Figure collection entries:
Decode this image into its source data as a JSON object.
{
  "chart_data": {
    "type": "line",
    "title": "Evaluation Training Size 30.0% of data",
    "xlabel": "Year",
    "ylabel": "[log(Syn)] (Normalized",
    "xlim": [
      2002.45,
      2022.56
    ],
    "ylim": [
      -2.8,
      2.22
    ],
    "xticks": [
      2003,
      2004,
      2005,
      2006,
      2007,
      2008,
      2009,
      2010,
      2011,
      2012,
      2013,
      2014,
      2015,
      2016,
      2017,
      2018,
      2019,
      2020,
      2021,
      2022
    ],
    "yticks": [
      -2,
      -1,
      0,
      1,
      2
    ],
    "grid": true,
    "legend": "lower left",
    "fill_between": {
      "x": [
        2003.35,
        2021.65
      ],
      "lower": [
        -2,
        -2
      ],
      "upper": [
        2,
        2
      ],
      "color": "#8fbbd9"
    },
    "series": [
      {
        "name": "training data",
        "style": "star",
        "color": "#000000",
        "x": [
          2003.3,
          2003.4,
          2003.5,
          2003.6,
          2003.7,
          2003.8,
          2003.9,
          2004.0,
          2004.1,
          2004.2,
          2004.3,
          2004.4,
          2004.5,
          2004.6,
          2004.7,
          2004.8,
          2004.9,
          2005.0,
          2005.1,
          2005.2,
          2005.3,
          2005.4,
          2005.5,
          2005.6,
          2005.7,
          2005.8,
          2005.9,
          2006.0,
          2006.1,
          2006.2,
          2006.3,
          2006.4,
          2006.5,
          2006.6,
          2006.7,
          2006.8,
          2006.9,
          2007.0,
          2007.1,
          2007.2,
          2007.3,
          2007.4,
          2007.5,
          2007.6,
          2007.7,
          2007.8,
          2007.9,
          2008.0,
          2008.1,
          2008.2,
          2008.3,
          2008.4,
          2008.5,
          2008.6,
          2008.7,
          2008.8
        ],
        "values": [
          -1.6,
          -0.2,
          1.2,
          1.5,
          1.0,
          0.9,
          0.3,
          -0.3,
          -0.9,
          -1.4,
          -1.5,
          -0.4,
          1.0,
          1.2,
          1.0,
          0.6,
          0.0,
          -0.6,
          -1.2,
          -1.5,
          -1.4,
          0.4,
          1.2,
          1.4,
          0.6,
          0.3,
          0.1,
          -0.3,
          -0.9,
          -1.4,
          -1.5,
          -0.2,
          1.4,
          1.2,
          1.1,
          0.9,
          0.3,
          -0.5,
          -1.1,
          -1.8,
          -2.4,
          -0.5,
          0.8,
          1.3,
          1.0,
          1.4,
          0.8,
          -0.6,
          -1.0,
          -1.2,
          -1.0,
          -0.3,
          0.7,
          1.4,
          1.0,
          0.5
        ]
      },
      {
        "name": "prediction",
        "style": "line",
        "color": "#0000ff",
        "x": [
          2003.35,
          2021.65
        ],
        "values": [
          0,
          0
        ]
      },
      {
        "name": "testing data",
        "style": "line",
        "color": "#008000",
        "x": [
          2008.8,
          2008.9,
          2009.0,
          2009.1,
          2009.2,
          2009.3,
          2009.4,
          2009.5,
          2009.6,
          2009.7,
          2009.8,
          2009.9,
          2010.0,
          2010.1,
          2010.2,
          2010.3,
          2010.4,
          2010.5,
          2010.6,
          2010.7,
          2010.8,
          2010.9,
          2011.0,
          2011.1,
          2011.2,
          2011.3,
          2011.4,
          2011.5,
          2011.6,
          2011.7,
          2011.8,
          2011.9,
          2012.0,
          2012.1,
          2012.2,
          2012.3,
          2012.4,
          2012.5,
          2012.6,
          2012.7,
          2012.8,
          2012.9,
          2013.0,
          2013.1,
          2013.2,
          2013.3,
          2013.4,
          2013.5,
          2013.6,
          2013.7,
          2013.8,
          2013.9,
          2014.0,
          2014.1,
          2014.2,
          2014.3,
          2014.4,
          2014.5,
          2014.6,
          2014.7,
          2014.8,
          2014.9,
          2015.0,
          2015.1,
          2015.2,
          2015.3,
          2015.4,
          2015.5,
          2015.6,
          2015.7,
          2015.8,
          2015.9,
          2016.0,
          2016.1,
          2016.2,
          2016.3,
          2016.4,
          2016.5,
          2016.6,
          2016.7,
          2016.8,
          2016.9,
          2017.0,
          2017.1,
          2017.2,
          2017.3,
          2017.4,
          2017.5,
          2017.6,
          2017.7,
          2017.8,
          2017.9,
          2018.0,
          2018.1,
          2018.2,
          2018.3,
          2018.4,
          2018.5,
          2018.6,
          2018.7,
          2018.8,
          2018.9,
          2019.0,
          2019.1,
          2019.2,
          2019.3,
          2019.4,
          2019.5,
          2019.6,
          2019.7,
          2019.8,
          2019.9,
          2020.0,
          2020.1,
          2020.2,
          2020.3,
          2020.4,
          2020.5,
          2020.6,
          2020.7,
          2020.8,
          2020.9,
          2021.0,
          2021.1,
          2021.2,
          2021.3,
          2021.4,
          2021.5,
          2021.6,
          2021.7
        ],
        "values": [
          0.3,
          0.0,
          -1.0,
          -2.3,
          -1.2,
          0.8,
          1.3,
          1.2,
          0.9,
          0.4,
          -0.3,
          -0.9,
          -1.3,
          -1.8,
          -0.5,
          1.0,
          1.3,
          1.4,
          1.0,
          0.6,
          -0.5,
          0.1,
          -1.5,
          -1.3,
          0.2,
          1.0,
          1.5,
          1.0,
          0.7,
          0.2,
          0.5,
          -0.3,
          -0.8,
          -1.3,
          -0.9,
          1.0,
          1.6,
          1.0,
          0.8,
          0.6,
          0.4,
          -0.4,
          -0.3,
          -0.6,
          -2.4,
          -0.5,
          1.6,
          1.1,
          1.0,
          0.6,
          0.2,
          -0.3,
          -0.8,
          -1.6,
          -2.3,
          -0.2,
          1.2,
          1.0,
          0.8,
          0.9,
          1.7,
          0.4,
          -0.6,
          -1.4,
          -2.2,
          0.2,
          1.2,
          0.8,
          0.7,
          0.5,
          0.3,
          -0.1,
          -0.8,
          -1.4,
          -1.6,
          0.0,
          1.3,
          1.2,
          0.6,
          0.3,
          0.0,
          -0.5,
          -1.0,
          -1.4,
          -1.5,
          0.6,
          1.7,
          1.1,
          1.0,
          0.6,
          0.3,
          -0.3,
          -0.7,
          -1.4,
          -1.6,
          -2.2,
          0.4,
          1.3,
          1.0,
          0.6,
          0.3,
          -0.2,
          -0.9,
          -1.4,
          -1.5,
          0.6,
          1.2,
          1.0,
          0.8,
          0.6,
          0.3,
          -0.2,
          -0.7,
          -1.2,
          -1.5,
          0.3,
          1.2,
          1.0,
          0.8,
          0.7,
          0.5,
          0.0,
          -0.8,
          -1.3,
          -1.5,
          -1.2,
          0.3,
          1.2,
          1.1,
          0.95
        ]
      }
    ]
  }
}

WHAT THIS TASK INVOLVES: Copy out all the entries shown above, character for character.

CORRECT RESPONSE:
Decode this image into its source data as a JSON object.
{
  "chart_data": {
    "type": "line",
    "title": "Evaluation Training Size 30.0% of data",
    "xlabel": "Year",
    "ylabel": "[log(Syn)] (Normalized",
    "xlim": [
      2002.45,
      2022.56
    ],
    "ylim": [
      -2.8,
      2.22
    ],
    "xticks": [
      2003,
      2004,
      2005,
      2006,
      2007,
      2008,
      2009,
      2010,
      2011,
      2012,
      2013,
      2014,
      2015,
      2016,
      2017,
      2018,
      2019,
      2020,
      2021,
      2022
    ],
    "yticks": [
      -2,
      -1,
      0,
      1,
      2
    ],
    "grid": true,
    "legend": "lower left",
    "fill_between": {
      "x": [
        2003.35,
        2021.65
      ],
      "lower": [
        -2,
        -2
      ],
      "upper": [
        2,
        2
      ],
      "color": "#8fbbd9"
    },
    "series": [
      {
        "name": "training data",
        "style": "star",
        "color": "#000000",
        "x": [
          2003.3,
          2003.4,
          2003.5,
          2003.6,
          2003.7,
          2003.8,
          2003.9,
          2004.0,
          2004.1,
          2004.2,
          2004.3,
          2004.4,
          2004.5,
          2004.6,
          2004.7,
          2004.8,
          2004.9,
          2005.0,
          2005.1,
          2005.2,
          2005.3,
          2005.4,
          2005.5,
          2005.6,
          2005.7,
          2005.8,
          2005.9,
          2006.0,
          2006.1,
          2006.2,
          2006.3,
          2006.4,
          2006.5,
          2006.6,
          2006.7,
          2006.8,
          2006.9,
          2007.0,
          2007.1,
          2007.2,
          2007.3,
          2007.4,
          2007.5,
          2007.6,
          2007.7,
          2007.8,
          2007.9,
          2008.0,
          2008.1,
          2008.2,
          2008.3,
          2008.4,
          2008.5,
          2008.6,
          2008.7,
          2008.8
        ],
        "values": [
          -1.6,
          -0.2,
          1.2,
          1.5,
          1.0,
          0.9,
          0.3,
          -0.3,
          -0.9,
          -1.4,
          -1.5,
          -0.4,
          1.0,
          1.2,
          1.0,
          0.6,
          0.0,
          -0.6,
          -1.2,
          -1.5,
          -1.4,
          0.4,
          1.2,
          1.4,
          0.6,
          0.3,
          0.1,
          -0.3,
          -0.9,
          -1.4,
          -1.5,
          -0.2,
          1.4,
          1.2,
          1.1,
          0.9,
          0.3,
          -0.5,
          -1.1,
          -1.8,
          -2.4,
          -0.5,
          0.8,
          1.3,
          1.0,
          1.4,
          0.8,
          -0.6,
          -1.0,
          -1.2,
          -1.0,
          -0.3,
          0.7,
          1.4,
          1.0,
          0.5
        ]
      },
      {
        "name": "prediction",
        "style": "line",
        "color": "#0000ff",
        "x": [
          2003.35,
          2021.65
        ],
        "values": [
          0,
          0
        ]
      },
      {
        "name": "testing data",
        "style": "line",
        "color": "#008000",
        "x": [
          2008.8,
          2008.9,
          2009.0,
          2009.1,
          2009.2,
          2009.3,
          2009.4,
          2009.5,
          2009.6,
          2009.7,
          2009.8,
          2009.9,
          2010.0,
          2010.1,
          2010.2,
          2010.3,
          2010.4,
          2010.5,
          2010.6,
          2010.7,
          2010.8,
          2010.9,
          2011.0,
          2011.1,
          2011.2,
          2011.3,
          2011.4,
          2011.5,
          2011.6,
          2011.7,
          2011.8,
          2011.9,
          2012.0,
          2012.1,
          2012.2,
          2012.3,
          2012.4,
          2012.5,
          2012.6,
          2012.7,
          2012.8,
          2012.9,
          2013.0,
          2013.1,
          2013.2,
          2013.3,
          2013.4,
          2013.5,
          2013.6,
          2013.7,
          2013.8,
          2013.9,
          2014.0,
          2014.1,
          2014.2,
          2014.3,
          2014.4,
          2014.5,
          2014.6,
          2014.7,
          2014.8,
          2014.9,
          2015.0,
          2015.1,
          2015.2,
          2015.3,
          2015.4,
          2015.5,
          2015.6,
          2015.7,
          2015.8,
          2015.9,
          2016.0,
          2016.1,
          2016.2,
          2016.3,
          2016.4,
          2016.5,
          2016.6,
          2016.7,
          2016.8,
          2016.9,
          2017.0,
          2017.1,
          2017.2,
          2017.3,
          2017.4,
          2017.5,
          2017.6,
          2017.7,
          2017.8,
          2017.9,
          2018.0,
          2018.1,
          2018.2,
          2018.3,
          2018.4,
          2018.5,
          2018.6,
          2018.7,
          2018.8,
          2018.9,
          2019.0,
          2019.1,
          2019.2,
          2019.3,
          2019.4,
          2019.5,
          2019.6,
          2019.7,
          2019.8,
          2019.9,
          2020.0,
          2020.1,
          2020.2,
          2020.3,
          2020.4,
          2020.5,
          2020.6,
          2020.7,
          2020.8,
          2020.9,
          2021.0,
          2021.1,
          2021.2,
          2021.3,
          2021.4,
          2021.5,
          2021.6,
          2021.7
        ],
        "values": [
          0.3,
          0.0,
          -1.0,
          -2.3,
          -1.2,
          0.8,
          1.3,
          1.2,
          0.9,
          0.4,
          -0.3,
          -0.9,
          -1.3,
          -1.8,
          -0.5,
          1.0,
          1.3,
          1.4,
          1.0,
          0.6,
          -0.5,
          0.1,
          -1.5,
          -1.3,
          0.2,
          1.0,
          1.5,
          1.0,
          0.7,
          0.2,
          0.5,
          -0.3,
          -0.8,
          -1.3,
          -0.9,
          1.0,
          1.6,
          1.0,
          0.8,
          0.6,
          0.4,
          -0.4,
          -0.3,
          -0.6,
          -2.4,
          -0.5,
          1.6,
          1.1,
          1.0,
          0.6,
          0.2,
          -0.3,
          -0.8,
          -1.6,
          -2.3,
          -0.2,
          1.2,
          1.0,
          0.8,
          0.9,
          1.7,
          0.4,
          -0.6,
          -1.4,
          -2.2,
          0.2,
          1.2,
          0.8,
          0.7,
          0.5,
          0.3,
          -0.1,
          -0.8,
          -1.4,
          -1.6,
          0.0,
          1.3,
          1.2,
          0.6,
          0.3,
          0.0,
          -0.5,
          -1.0,
          -1.4,
          -1.5,
          0.6,
          1.7,
          1.1,
          1.0,
          0.6,
          0.3,
          -0.3,
          -0.7,
          -1.4,
          -1.6,
          -2.2,
          0.4,
          1.3,
          1.0,
          0.6,
          0.3,
          -0.2,
          -0.9,
          -1.4,
          -1.5,
          0.6,
          1.2,
          1.0,
          0.8,
          0.6,
          0.3,
          -0.2,
          -0.7,
          -1.2,
          -1.5,
          0.3,
          1.2,
          1.0,
          0.8,
          0.7,
          0.5,
          0.0,
          -0.8,
          -1.3,
          -1.5,
          -1.2,
          0.3,
          1.2,
          1.1,
          0.95
        ]
      }
    ]
  }
}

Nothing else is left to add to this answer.